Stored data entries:
***
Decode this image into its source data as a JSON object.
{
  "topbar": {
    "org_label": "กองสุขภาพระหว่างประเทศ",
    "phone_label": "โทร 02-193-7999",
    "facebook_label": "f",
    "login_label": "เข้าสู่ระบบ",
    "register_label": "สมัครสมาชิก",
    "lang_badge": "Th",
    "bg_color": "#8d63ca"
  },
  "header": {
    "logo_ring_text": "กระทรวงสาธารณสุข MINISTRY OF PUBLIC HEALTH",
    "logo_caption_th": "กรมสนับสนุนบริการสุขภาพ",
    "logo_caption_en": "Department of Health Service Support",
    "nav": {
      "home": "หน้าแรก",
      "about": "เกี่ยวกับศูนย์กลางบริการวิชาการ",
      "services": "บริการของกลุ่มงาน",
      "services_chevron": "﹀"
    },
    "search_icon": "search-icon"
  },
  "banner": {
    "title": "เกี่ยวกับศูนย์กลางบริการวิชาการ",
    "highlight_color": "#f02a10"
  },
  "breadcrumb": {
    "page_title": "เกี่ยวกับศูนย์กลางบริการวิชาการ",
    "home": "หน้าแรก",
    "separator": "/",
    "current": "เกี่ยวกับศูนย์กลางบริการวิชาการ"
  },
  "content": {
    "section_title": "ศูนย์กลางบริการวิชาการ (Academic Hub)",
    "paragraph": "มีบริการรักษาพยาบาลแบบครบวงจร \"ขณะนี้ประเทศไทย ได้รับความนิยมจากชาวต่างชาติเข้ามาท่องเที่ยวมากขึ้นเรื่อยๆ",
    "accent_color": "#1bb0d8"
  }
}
***
§ Given problem:
Write out the full listing, keeping every line exactly as it is.

§ Exercise output:
Decode this image into its source data as a JSON object.
{
  "topbar": {
    "org_label": "กองสุขภาพระหว่างประเทศ",
    "phone_label": "โทร 02-193-7999",
    "facebook_label": "f",
    "login_label": "เข้าสู่ระบบ",
    "register_label": "สมัครสมาชิก",
    "lang_badge": "Th",
    "bg_color": "#8d63ca"
  },
  "header": {
    "logo_ring_text": "กระทรวงสาธารณสุข MINISTRY OF PUBLIC HEALTH",
    "logo_caption_th": "กรมสนับสนุนบริการสุขภาพ",
    "logo_caption_en": "Department of Health Service Support",
    "nav": {
      "home": "หน้าแรก",
      "about": "เกี่ยวกับศูนย์กลางบริการวิชาการ",
      "services": "บริการของกลุ่มงาน",
      "services_chevron": "﹀"
    },
    "search_icon": "search-icon"
  },
  "banner": {
    "title": "เกี่ยวกับศูนย์กลางบริการวิชาการ",
    "highlight_color": "#f02a10"
  },
  "breadcrumb": {
    "page_title": "เกี่ยวกับศูนย์กลางบริการวิชาการ",
    "home": "หน้าแรก",
    "separator": "/",
    "current": "เกี่ยวกับศูนย์กลางบริการวิชาการ"
  },
  "content": {
    "section_title": "ศูนย์กลางบริการวิชาการ (Academic Hub)",
    "paragraph": "มีบริการรักษาพยาบาลแบบครบวงจร \"ขณะนี้ประเทศไทย ได้รับความนิยมจากชาวต่างชาติเข้ามาท่องเที่ยวมากขึ้นเรื่อยๆ",
    "accent_color": "#1bb0d8"
  }
}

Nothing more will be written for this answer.